» **THE EXERCISE**
State the count of lines below in which the word "EXTRACT" appears, and add nothing.

◇ ◇ ◇ ◇ ◇

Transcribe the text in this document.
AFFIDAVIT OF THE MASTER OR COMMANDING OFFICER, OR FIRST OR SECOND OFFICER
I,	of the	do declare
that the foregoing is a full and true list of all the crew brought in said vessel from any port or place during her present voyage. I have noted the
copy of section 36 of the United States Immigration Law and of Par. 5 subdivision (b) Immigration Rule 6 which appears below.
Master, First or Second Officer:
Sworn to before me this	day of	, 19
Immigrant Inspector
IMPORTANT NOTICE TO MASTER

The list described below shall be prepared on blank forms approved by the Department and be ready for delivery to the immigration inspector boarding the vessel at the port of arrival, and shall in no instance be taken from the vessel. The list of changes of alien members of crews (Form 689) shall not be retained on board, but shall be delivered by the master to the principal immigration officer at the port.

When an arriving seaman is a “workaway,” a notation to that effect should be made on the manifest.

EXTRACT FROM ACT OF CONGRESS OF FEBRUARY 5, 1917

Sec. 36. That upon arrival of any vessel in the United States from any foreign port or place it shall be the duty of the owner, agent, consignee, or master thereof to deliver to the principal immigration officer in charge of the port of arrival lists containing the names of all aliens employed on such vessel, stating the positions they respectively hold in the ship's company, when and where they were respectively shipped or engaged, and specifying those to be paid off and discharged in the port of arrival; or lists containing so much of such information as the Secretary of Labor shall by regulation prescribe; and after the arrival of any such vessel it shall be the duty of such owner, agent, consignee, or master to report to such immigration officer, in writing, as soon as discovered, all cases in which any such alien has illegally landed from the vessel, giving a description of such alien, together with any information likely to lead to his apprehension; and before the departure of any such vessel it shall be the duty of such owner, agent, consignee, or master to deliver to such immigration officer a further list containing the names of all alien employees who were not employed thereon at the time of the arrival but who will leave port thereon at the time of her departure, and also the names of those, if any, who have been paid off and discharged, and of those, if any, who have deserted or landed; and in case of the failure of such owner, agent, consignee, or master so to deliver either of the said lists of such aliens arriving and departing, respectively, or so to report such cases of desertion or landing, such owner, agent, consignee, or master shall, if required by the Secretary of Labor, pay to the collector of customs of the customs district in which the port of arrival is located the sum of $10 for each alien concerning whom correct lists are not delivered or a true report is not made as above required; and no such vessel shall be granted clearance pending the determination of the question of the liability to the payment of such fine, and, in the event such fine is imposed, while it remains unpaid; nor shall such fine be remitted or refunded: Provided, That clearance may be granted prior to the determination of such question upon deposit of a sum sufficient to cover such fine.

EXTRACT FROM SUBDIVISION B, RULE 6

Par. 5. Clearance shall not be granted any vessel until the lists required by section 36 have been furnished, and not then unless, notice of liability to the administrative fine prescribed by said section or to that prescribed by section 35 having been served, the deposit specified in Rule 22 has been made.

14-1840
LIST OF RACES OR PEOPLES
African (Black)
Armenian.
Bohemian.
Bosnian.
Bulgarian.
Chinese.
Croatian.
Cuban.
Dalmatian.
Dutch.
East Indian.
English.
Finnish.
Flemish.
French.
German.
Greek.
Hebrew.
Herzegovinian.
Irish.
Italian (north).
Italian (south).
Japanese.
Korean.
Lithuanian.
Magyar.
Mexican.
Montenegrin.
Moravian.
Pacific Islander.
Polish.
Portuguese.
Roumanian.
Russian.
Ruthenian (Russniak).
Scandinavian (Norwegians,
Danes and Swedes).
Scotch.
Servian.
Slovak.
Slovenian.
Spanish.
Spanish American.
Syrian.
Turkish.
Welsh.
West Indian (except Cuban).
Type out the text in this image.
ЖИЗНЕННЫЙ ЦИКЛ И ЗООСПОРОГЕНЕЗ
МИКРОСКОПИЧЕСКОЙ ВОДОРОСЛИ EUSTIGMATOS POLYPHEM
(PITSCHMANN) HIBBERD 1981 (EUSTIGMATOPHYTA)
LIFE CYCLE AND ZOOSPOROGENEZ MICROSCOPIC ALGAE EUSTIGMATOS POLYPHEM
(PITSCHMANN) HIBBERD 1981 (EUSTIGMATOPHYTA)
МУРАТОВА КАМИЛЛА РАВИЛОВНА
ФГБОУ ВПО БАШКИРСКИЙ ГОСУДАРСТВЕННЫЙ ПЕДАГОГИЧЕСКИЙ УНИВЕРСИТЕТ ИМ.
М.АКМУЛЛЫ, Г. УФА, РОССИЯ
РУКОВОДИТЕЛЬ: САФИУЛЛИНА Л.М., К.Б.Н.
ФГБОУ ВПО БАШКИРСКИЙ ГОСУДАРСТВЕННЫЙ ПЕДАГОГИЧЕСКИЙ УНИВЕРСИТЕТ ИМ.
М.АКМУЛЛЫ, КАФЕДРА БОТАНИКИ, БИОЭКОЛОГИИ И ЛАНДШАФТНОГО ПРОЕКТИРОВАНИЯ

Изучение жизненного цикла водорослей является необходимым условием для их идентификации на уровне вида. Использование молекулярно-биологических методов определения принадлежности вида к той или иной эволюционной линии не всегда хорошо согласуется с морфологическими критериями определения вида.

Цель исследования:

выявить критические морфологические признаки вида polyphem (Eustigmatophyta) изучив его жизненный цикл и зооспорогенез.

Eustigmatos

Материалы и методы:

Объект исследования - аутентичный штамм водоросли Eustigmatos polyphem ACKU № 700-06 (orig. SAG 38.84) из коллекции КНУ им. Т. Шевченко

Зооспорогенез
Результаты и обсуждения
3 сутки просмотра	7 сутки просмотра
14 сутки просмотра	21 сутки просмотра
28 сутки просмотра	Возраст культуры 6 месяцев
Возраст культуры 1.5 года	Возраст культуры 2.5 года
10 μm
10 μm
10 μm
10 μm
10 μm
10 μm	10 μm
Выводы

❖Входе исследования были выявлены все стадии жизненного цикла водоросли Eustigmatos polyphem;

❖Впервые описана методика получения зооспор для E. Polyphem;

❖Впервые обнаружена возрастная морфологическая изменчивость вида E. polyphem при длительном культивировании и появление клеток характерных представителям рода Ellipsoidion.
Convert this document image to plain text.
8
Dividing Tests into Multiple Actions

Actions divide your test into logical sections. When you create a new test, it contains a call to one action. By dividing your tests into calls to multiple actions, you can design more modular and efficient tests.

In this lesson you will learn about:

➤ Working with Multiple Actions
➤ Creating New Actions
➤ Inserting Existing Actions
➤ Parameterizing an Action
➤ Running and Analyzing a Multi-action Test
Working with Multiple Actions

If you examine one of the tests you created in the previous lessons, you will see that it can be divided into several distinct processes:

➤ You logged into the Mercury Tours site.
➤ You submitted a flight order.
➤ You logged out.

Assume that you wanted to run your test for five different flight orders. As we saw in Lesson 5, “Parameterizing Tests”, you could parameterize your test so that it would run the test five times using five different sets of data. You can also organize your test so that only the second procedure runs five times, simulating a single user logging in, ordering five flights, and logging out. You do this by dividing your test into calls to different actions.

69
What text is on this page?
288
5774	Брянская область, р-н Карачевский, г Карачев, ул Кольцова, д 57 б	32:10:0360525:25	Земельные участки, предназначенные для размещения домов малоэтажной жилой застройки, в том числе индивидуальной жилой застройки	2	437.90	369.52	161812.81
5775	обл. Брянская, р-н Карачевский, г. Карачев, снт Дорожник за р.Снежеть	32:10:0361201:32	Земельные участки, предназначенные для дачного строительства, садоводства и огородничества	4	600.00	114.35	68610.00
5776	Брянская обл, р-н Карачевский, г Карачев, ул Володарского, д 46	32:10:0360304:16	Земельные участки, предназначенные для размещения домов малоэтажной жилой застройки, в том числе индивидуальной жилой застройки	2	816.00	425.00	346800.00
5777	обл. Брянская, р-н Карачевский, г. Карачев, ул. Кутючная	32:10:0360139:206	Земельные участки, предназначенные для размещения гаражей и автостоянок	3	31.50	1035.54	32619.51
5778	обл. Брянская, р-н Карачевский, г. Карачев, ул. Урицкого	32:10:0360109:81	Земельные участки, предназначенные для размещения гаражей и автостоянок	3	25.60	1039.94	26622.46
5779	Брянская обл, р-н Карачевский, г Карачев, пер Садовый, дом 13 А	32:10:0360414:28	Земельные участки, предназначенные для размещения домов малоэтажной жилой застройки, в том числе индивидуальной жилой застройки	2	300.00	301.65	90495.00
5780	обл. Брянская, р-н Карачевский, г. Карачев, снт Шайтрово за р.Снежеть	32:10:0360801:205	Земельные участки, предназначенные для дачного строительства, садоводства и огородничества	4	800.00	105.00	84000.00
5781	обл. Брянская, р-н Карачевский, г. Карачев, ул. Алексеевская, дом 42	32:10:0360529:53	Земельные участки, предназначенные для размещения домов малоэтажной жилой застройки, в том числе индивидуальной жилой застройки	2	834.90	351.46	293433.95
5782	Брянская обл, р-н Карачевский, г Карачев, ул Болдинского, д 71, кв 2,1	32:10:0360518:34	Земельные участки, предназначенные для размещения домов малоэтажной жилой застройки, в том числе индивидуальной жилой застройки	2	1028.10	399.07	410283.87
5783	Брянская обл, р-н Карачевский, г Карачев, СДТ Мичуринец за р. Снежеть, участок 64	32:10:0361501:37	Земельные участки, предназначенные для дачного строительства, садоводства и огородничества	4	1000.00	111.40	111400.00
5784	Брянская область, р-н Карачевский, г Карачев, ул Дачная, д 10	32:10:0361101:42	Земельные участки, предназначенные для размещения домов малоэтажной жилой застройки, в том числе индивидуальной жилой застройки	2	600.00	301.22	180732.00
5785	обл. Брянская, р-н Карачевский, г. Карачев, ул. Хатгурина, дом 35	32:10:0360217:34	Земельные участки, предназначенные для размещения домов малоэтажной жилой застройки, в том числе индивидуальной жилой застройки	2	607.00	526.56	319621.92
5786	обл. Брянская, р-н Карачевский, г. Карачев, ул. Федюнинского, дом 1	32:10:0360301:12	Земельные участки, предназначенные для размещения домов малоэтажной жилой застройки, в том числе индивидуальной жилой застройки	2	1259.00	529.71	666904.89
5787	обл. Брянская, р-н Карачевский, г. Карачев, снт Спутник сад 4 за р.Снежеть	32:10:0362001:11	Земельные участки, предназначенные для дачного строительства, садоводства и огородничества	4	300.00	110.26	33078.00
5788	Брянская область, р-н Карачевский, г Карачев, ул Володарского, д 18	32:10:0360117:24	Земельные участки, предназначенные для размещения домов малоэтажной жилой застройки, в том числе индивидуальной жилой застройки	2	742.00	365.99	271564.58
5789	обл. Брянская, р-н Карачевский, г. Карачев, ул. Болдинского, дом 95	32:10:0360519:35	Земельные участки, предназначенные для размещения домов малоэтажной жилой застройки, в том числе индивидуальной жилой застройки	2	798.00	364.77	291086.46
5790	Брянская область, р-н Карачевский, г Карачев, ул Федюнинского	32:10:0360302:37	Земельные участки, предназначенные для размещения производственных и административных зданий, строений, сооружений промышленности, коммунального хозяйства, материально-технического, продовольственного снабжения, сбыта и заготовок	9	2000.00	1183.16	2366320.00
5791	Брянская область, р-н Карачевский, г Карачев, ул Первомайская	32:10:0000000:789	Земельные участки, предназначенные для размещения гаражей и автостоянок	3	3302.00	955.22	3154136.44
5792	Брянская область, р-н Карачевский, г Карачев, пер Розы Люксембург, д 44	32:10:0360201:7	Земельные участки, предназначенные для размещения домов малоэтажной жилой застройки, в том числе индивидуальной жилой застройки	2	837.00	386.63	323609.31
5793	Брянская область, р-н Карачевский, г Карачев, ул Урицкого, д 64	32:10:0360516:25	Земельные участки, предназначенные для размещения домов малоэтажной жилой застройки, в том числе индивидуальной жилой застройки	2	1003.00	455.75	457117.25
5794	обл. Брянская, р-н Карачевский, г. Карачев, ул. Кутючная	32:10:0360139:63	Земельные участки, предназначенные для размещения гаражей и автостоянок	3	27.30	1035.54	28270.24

◇ ◇ ◇ ◇ ◇

» **ANSWER IN FULL**
2